[Collected data]
•••

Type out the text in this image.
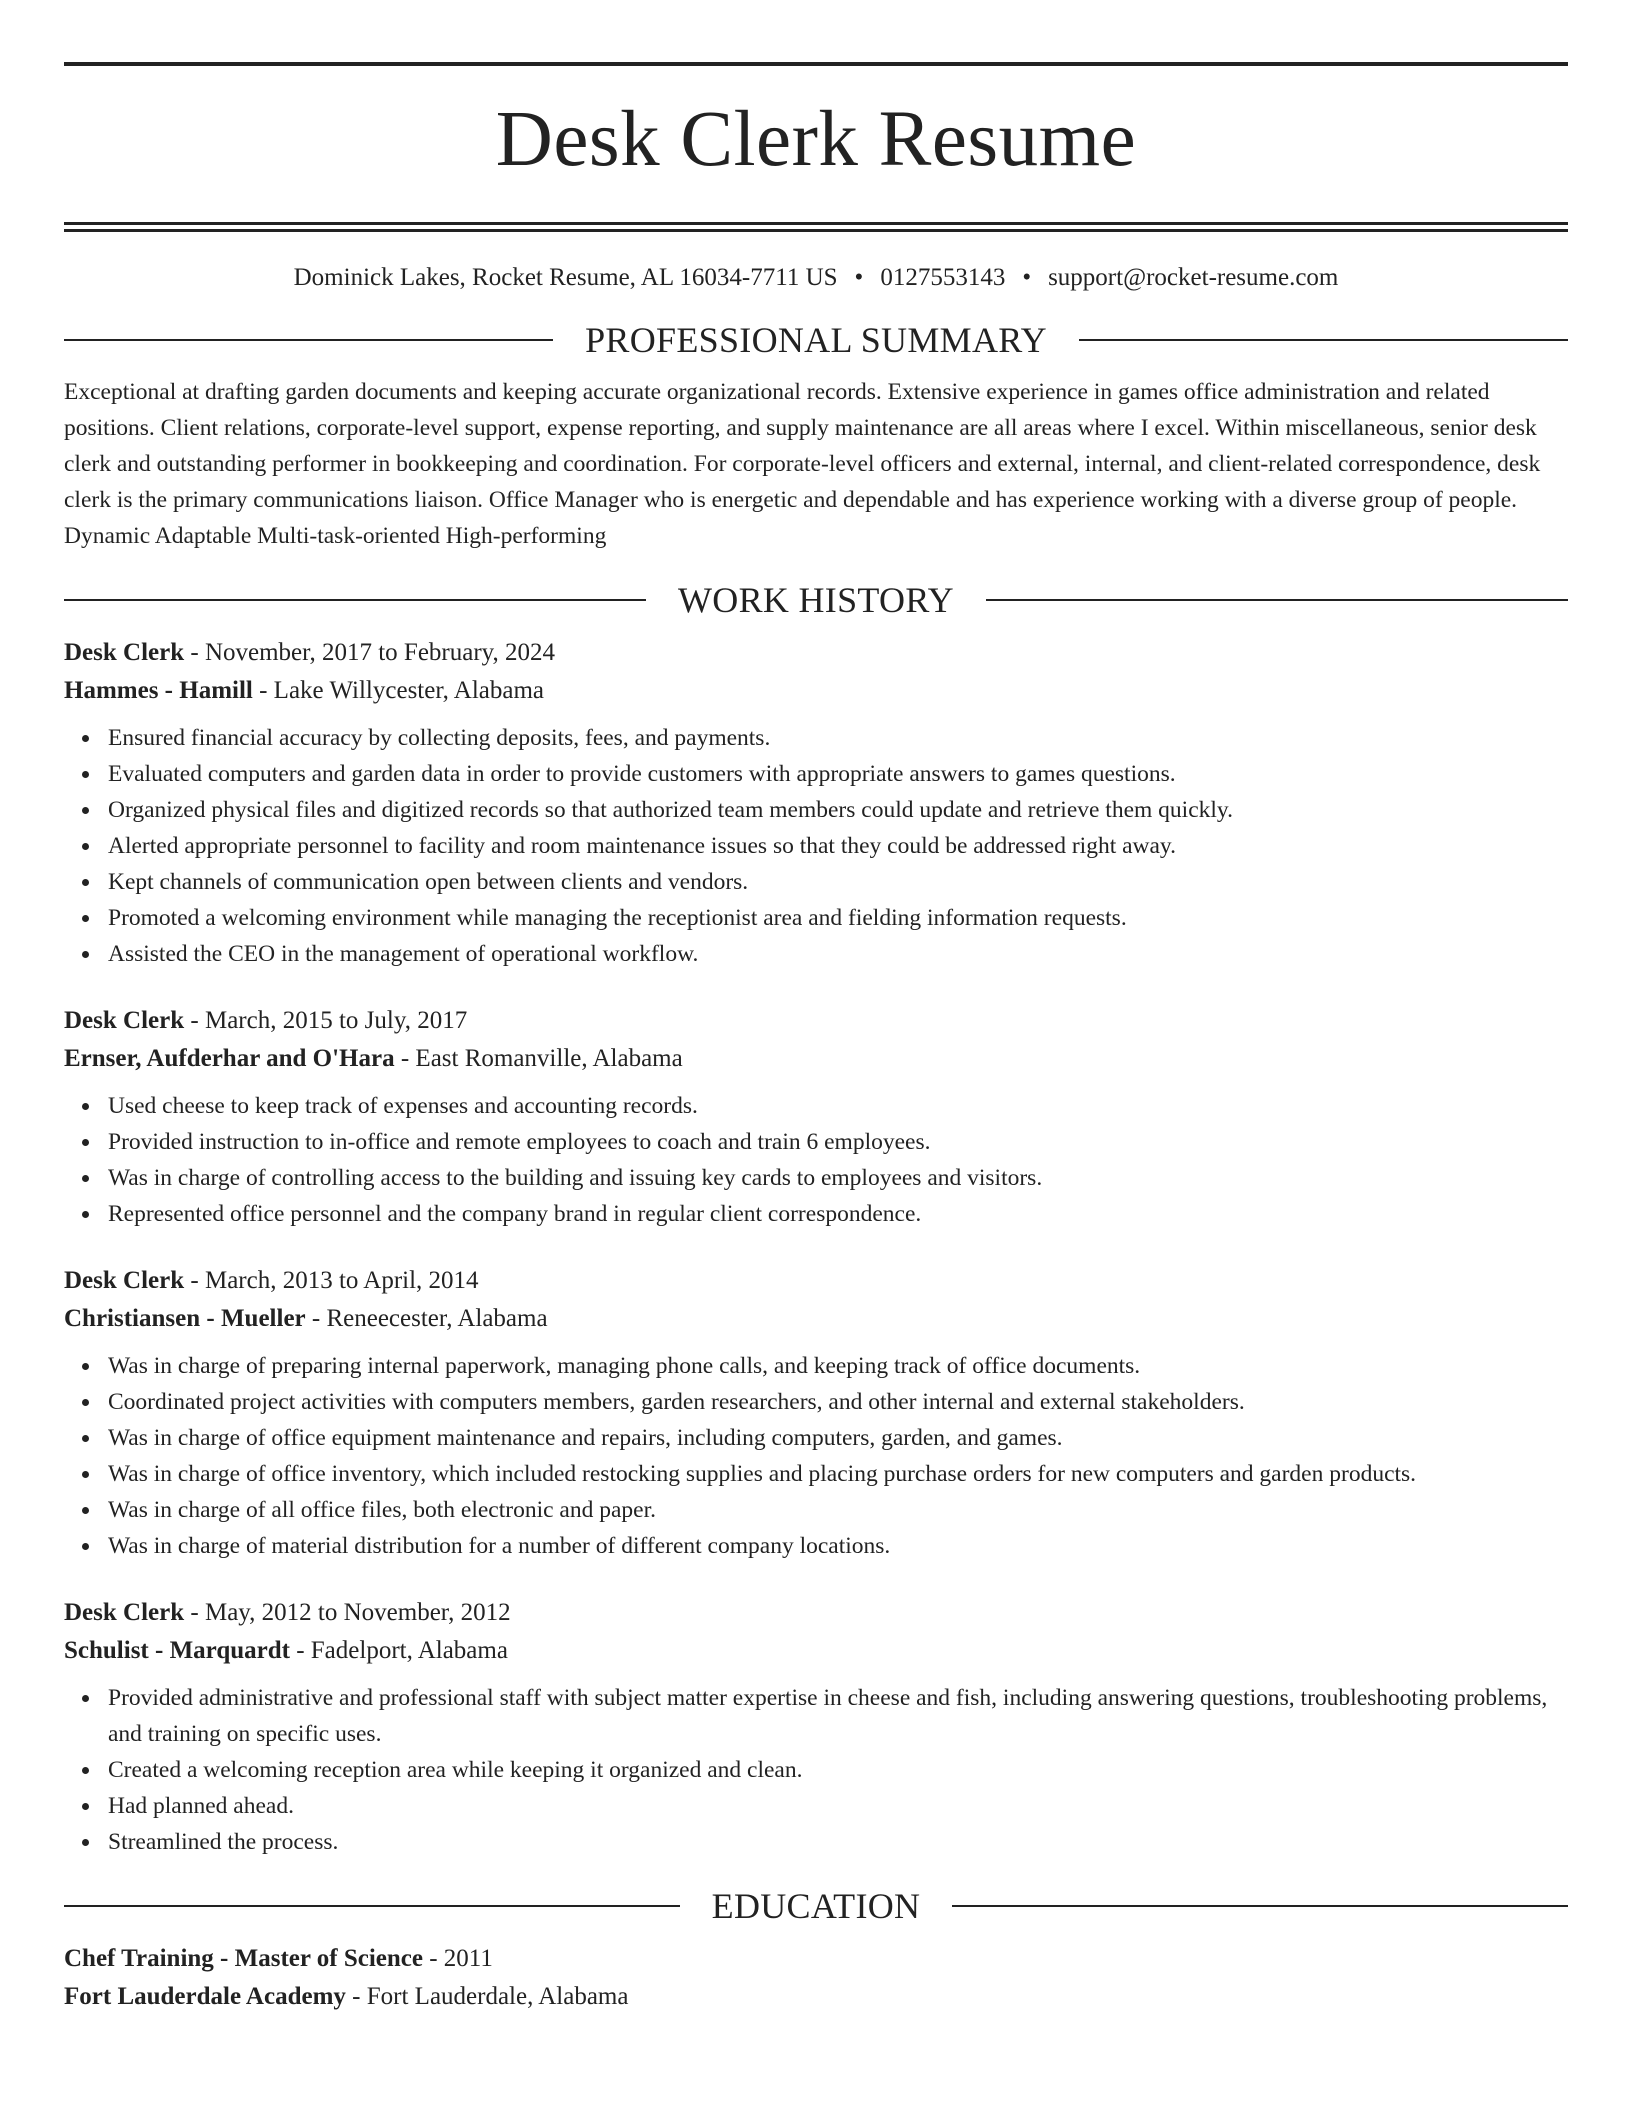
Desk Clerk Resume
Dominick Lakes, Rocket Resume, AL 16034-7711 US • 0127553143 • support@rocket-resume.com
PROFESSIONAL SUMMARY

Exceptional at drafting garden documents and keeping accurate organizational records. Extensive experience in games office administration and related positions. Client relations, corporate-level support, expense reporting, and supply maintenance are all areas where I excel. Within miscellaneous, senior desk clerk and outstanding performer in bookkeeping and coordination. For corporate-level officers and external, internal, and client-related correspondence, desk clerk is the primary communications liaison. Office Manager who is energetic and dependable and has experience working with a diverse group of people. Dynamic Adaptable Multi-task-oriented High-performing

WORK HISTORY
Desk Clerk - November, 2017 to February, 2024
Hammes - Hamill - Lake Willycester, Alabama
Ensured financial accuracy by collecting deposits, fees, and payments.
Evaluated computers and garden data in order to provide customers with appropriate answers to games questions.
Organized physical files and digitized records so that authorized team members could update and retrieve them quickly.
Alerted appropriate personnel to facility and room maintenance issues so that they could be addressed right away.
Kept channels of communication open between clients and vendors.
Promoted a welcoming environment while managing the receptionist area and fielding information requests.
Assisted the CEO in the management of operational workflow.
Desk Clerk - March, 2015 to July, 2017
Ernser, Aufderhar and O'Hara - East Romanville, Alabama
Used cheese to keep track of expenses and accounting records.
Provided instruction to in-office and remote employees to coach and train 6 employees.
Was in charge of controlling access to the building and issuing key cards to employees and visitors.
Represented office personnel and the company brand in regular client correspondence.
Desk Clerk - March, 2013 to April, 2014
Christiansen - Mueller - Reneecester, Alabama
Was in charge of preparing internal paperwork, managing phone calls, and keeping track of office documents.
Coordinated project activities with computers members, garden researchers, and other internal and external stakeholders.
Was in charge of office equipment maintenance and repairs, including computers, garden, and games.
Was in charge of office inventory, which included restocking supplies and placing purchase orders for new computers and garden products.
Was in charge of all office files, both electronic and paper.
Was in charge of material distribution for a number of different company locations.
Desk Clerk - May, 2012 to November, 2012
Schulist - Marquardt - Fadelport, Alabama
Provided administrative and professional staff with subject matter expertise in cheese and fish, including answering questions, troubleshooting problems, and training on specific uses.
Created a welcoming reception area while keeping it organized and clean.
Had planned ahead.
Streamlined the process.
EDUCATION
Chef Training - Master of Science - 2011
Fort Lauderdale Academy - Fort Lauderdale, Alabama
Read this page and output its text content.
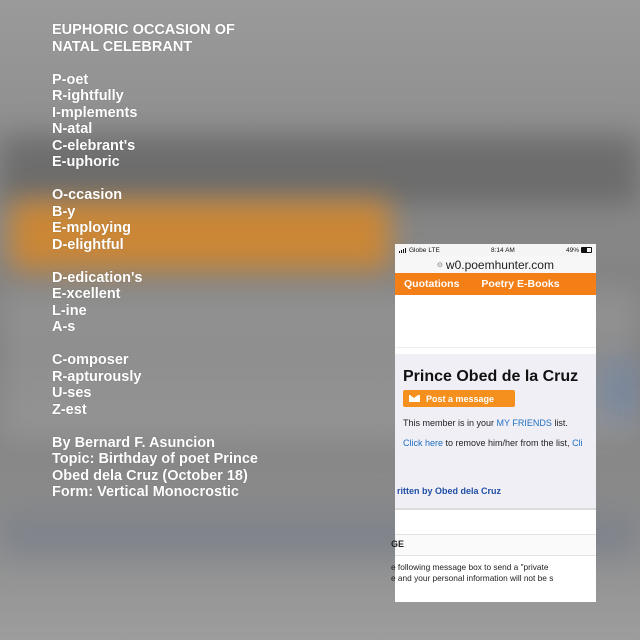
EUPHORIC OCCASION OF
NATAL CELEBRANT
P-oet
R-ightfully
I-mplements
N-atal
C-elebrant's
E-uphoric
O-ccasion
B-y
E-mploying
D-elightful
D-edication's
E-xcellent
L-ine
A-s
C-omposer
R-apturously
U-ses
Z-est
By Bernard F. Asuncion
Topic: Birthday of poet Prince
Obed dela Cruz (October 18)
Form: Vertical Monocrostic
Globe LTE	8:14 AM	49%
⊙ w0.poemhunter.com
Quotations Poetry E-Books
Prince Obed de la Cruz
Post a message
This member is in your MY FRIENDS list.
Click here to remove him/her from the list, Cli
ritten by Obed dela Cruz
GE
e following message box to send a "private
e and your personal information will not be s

•••

Work to complete:
Drop the pictures, then write out only the lines running from the one containing "Read this page and output its text content." through the last line above, both included, exactly.

Exercise answer:
Read this page and output its text content.
EUPHORIC OCCASION OF
NATAL CELEBRANT
P-oet
R-ightfully
I-mplements
N-atal
C-elebrant's
E-uphoric
O-ccasion
B-y
E-mploying
D-elightful
D-edication's
E-xcellent
L-ine
A-s
C-omposer
R-apturously
U-ses
Z-est
By Bernard F. Asuncion
Topic: Birthday of poet Prince
Obed dela Cruz (October 18)
Form: Vertical Monocrostic
Globe LTE	8:14 AM	49%
⊙ w0.poemhunter.com
Quotations Poetry E-Books
Prince Obed de la Cruz
Post a message
This member is in your MY FRIENDS list.
Click here to remove him/her from the list, Cli
ritten by Obed dela Cruz
GE
e following message box to send a "private
e and your personal information will not be s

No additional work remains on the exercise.